* start Record set *
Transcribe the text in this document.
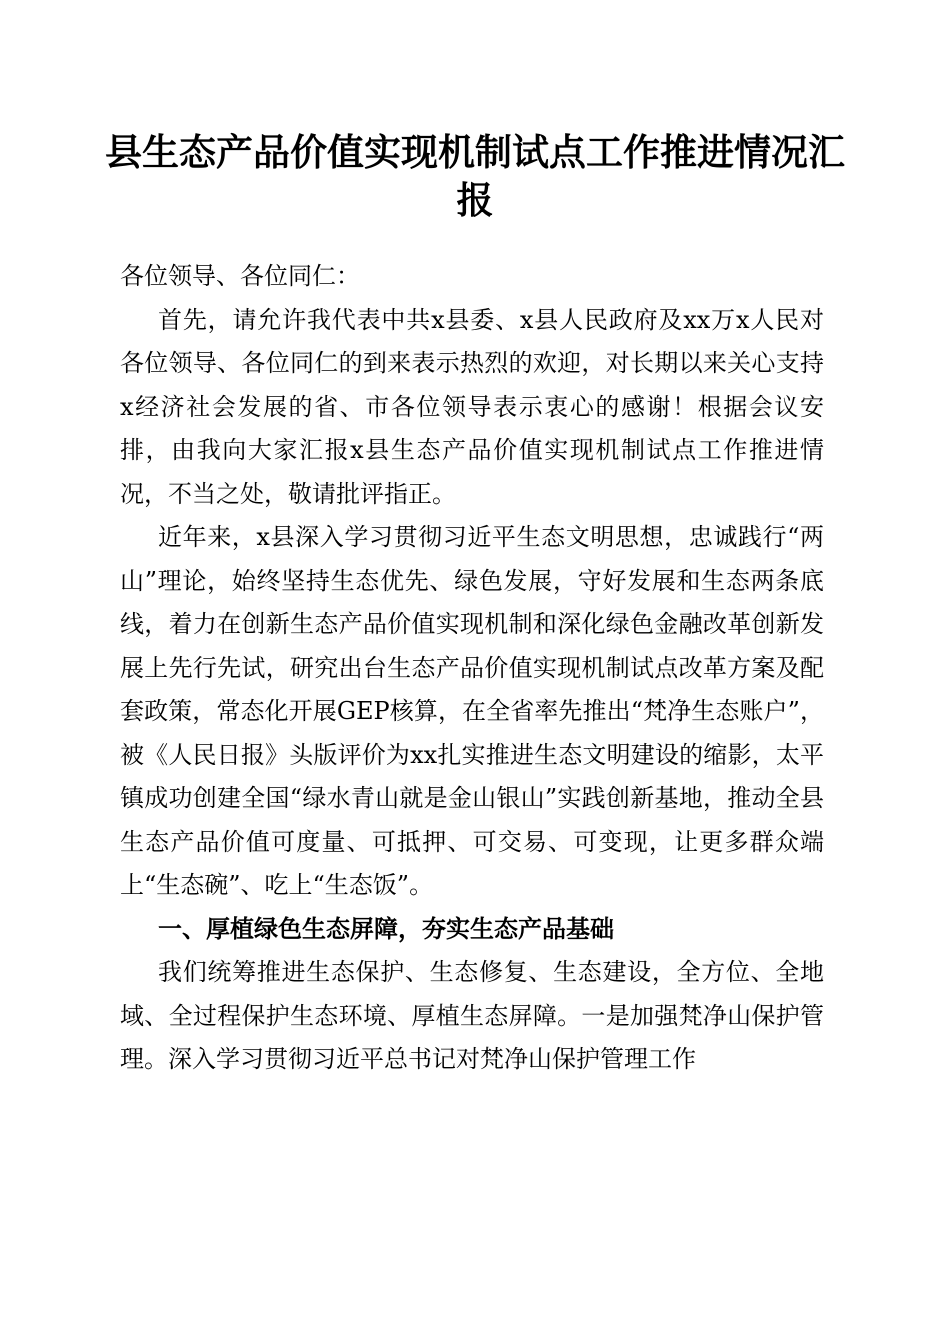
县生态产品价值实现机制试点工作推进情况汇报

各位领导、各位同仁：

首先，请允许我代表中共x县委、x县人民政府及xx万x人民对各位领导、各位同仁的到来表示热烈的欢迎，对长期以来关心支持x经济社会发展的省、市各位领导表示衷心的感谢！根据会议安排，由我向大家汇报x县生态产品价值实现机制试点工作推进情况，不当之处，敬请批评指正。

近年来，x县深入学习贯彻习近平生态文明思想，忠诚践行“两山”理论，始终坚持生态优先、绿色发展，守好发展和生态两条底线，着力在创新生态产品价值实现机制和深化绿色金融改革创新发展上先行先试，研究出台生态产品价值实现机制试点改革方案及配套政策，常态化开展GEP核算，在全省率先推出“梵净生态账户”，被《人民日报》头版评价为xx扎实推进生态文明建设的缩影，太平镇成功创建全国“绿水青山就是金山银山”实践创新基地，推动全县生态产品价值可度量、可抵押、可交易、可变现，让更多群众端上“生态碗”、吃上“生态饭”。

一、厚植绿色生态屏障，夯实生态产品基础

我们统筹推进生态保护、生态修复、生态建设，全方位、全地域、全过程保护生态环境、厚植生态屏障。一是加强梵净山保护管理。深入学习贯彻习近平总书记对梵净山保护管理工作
* end Record set *
* start Record set *
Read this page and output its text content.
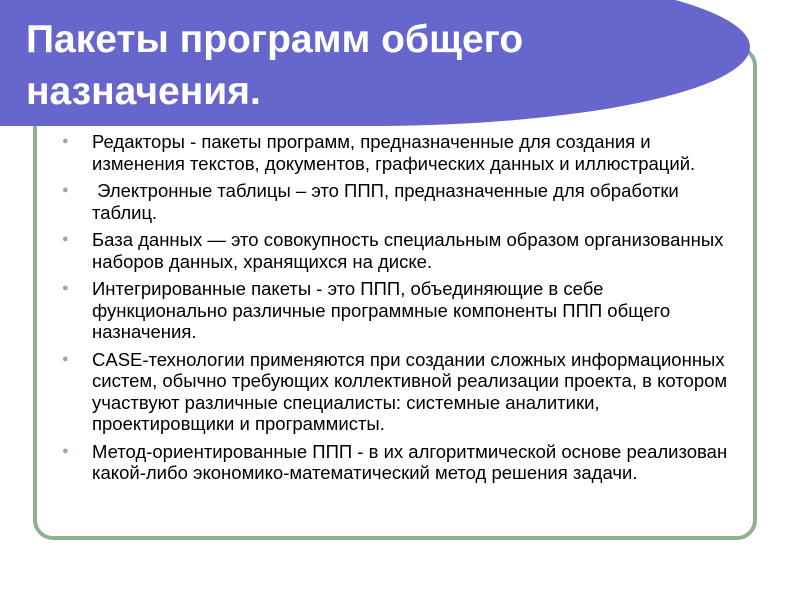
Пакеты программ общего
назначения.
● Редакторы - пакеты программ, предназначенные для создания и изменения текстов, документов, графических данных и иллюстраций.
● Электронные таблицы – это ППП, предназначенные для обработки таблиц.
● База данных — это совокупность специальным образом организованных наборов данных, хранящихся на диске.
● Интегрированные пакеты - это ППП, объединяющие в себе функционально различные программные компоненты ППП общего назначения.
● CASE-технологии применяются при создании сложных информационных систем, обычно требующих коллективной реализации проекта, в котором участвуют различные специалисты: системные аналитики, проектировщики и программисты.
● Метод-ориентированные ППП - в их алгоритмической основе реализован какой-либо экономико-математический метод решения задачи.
* end Record set *
_Instruction_: Collect each line holding the string "this".

_Exercise response_:
Transcribe the text in this document.
Read this page and output its text content.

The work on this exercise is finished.